### RECORDS FOR THE TASK

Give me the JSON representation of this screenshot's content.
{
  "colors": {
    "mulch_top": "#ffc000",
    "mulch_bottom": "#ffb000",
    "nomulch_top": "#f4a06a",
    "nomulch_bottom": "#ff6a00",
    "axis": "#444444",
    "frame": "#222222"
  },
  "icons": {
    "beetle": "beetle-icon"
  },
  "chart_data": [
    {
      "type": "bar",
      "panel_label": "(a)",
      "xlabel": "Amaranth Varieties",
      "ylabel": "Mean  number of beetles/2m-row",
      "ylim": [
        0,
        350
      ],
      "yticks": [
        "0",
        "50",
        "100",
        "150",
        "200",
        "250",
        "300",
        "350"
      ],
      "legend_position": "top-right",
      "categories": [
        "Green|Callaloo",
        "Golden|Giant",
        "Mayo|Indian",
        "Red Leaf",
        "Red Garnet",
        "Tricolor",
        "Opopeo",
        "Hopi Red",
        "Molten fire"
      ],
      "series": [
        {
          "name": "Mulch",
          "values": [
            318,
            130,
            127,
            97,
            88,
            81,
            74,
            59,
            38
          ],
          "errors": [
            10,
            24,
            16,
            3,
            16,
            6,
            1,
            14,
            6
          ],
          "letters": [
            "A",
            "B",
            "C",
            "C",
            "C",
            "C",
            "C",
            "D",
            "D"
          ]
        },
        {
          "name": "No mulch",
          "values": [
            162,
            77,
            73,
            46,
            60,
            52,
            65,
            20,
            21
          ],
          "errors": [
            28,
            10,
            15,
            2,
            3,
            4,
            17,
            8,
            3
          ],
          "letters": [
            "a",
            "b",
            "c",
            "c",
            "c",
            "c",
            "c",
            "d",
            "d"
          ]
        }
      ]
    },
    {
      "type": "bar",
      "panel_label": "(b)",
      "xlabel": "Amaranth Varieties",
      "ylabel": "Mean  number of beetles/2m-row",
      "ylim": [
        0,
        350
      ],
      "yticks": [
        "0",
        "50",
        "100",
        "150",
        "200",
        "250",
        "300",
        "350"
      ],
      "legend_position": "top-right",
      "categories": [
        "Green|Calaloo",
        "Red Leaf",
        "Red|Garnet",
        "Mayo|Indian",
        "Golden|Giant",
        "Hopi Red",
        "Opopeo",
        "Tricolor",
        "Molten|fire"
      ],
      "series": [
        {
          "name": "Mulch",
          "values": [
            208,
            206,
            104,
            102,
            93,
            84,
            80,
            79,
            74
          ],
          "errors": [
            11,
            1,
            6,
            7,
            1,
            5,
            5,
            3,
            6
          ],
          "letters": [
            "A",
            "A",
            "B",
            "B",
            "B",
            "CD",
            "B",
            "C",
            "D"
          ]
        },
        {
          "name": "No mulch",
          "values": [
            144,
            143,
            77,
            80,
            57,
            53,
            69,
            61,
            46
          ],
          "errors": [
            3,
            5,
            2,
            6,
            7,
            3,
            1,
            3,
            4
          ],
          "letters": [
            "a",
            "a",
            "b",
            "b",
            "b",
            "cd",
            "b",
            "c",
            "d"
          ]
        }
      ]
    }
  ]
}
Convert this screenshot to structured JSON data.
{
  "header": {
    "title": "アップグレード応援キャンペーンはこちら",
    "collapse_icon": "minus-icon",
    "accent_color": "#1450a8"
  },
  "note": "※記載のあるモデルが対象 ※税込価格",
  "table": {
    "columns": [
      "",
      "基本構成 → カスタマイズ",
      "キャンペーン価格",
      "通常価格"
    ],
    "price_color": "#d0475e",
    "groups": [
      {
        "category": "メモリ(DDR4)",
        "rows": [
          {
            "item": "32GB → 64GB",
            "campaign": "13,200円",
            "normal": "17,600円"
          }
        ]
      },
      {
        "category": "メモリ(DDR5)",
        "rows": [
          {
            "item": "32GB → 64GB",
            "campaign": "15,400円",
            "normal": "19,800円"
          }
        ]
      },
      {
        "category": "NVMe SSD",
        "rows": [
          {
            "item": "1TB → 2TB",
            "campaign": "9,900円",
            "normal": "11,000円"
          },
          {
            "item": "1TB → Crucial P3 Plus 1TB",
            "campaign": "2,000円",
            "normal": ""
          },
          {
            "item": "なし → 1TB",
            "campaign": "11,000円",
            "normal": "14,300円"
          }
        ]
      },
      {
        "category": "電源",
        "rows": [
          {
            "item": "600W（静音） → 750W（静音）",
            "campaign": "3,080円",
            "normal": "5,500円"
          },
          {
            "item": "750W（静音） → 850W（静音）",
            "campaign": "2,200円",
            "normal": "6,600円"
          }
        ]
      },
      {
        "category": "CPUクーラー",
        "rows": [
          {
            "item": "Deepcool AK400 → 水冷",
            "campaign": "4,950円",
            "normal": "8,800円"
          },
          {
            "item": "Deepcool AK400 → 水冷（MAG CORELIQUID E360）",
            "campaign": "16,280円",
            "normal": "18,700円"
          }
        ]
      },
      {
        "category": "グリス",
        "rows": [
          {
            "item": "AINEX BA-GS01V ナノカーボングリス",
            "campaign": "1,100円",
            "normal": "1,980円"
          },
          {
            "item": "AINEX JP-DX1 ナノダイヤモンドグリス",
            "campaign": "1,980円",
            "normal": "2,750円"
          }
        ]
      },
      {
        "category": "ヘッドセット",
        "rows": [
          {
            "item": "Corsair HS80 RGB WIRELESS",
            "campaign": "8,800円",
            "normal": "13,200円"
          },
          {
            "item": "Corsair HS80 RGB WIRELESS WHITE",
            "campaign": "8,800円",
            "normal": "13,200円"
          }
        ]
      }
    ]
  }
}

######

PROMPT:
Emit the records above again, exactly, with no line skipped.

PROBLEM SOLUTION:
Give me the JSON representation of this screenshot's content.
{
  "colors": {
    "mulch_top": "#ffc000",
    "mulch_bottom": "#ffb000",
    "nomulch_top": "#f4a06a",
    "nomulch_bottom": "#ff6a00",
    "axis": "#444444",
    "frame": "#222222"
  },
  "icons": {
    "beetle": "beetle-icon"
  },
  "chart_data": [
    {
      "type": "bar",
      "panel_label": "(a)",
      "xlabel": "Amaranth Varieties",
      "ylabel": "Mean  number of beetles/2m-row",
      "ylim": [
        0,
        350
      ],
      "yticks": [
        "0",
        "50",
        "100",
        "150",
        "200",
        "250",
        "300",
        "350"
      ],
      "legend_position": "top-right",
      "categories": [
        "Green|Callaloo",
        "Golden|Giant",
        "Mayo|Indian",
        "Red Leaf",
        "Red Garnet",
        "Tricolor",
        "Opopeo",
        "Hopi Red",
        "Molten fire"
      ],
      "series": [
        {
          "name": "Mulch",
          "values": [
            318,
            130,
            127,
            97,
            88,
            81,
            74,
            59,
            38
          ],
          "errors": [
            10,
            24,
            16,
            3,
            16,
            6,
            1,
            14,
            6
          ],
          "letters": [
            "A",
            "B",
            "C",
            "C",
            "C",
            "C",
            "C",
            "D",
            "D"
          ]
        },
        {
          "name": "No mulch",
          "values": [
            162,
            77,
            73,
            46,
            60,
            52,
            65,
            20,
            21
          ],
          "errors": [
            28,
            10,
            15,
            2,
            3,
            4,
            17,
            8,
            3
          ],
          "letters": [
            "a",
            "b",
            "c",
            "c",
            "c",
            "c",
            "c",
            "d",
            "d"
          ]
        }
      ]
    },
    {
      "type": "bar",
      "panel_label": "(b)",
      "xlabel": "Amaranth Varieties",
      "ylabel": "Mean  number of beetles/2m-row",
      "ylim": [
        0,
        350
      ],
      "yticks": [
        "0",
        "50",
        "100",
        "150",
        "200",
        "250",
        "300",
        "350"
      ],
      "legend_position": "top-right",
      "categories": [
        "Green|Calaloo",
        "Red Leaf",
        "Red|Garnet",
        "Mayo|Indian",
        "Golden|Giant",
        "Hopi Red",
        "Opopeo",
        "Tricolor",
        "Molten|fire"
      ],
      "series": [
        {
          "name": "Mulch",
          "values": [
            208,
            206,
            104,
            102,
            93,
            84,
            80,
            79,
            74
          ],
          "errors": [
            11,
            1,
            6,
            7,
            1,
            5,
            5,
            3,
            6
          ],
          "letters": [
            "A",
            "A",
            "B",
            "B",
            "B",
            "CD",
            "B",
            "C",
            "D"
          ]
        },
        {
          "name": "No mulch",
          "values": [
            144,
            143,
            77,
            80,
            57,
            53,
            69,
            61,
            46
          ],
          "errors": [
            3,
            5,
            2,
            6,
            7,
            3,
            1,
            3,
            4
          ],
          "letters": [
            "a",
            "a",
            "b",
            "b",
            "b",
            "cd",
            "b",
            "c",
            "d"
          ]
        }
      ]
    }
  ]
}
Convert this screenshot to structured JSON data.
{
  "header": {
    "title": "アップグレード応援キャンペーンはこちら",
    "collapse_icon": "minus-icon",
    "accent_color": "#1450a8"
  },
  "note": "※記載のあるモデルが対象 ※税込価格",
  "table": {
    "columns": [
      "",
      "基本構成 → カスタマイズ",
      "キャンペーン価格",
      "通常価格"
    ],
    "price_color": "#d0475e",
    "groups": [
      {
        "category": "メモリ(DDR4)",
        "rows": [
          {
            "item": "32GB → 64GB",
            "campaign": "13,200円",
            "normal": "17,600円"
          }
        ]
      },
      {
        "category": "メモリ(DDR5)",
        "rows": [
          {
            "item": "32GB → 64GB",
            "campaign": "15,400円",
            "normal": "19,800円"
          }
        ]
      },
      {
        "category": "NVMe SSD",
        "rows": [
          {
            "item": "1TB → 2TB",
            "campaign": "9,900円",
            "normal": "11,000円"
          },
          {
            "item": "1TB → Crucial P3 Plus 1TB",
            "campaign": "2,000円",
            "normal": ""
          },
          {
            "item": "なし → 1TB",
            "campaign": "11,000円",
            "normal": "14,300円"
          }
        ]
      },
      {
        "category": "電源",
        "rows": [
          {
            "item": "600W（静音） → 750W（静音）",
            "campaign": "3,080円",
            "normal": "5,500円"
          },
          {
            "item": "750W（静音） → 850W（静音）",
            "campaign": "2,200円",
            "normal": "6,600円"
          }
        ]
      },
      {
        "category": "CPUクーラー",
        "rows": [
          {
            "item": "Deepcool AK400 → 水冷",
            "campaign": "4,950円",
            "normal": "8,800円"
          },
          {
            "item": "Deepcool AK400 → 水冷（MAG CORELIQUID E360）",
            "campaign": "16,280円",
            "normal": "18,700円"
          }
        ]
      },
      {
        "category": "グリス",
        "rows": [
          {
            "item": "AINEX BA-GS01V ナノカーボングリス",
            "campaign": "1,100円",
            "normal": "1,980円"
          },
          {
            "item": "AINEX JP-DX1 ナノダイヤモンドグリス",
            "campaign": "1,980円",
            "normal": "2,750円"
          }
        ]
      },
      {
        "category": "ヘッドセット",
        "rows": [
          {
            "item": "Corsair HS80 RGB WIRELESS",
            "campaign": "8,800円",
            "normal": "13,200円"
          },
          {
            "item": "Corsair HS80 RGB WIRELESS WHITE",
            "campaign": "8,800円",
            "normal": "13,200円"
          }
        ]
      }
    ]
  }
}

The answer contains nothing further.